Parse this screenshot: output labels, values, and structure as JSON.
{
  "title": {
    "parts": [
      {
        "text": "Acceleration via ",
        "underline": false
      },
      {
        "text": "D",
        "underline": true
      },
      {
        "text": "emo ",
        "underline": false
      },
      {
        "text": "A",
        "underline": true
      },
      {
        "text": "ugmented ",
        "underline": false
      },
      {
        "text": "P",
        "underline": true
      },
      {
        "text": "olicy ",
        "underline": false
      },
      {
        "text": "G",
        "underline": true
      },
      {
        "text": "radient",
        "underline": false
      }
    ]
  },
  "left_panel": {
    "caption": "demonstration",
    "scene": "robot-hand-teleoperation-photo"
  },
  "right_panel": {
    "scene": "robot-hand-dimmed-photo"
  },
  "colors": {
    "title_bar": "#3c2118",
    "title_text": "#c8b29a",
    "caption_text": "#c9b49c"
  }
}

→ WHAT TO WORK ON
Extract all lines from the material above that include the word "robot".

→ RESPONSE
    "scene": "robot-hand-teleoperation-photo"
    "scene": "robot-hand-dimmed-photo"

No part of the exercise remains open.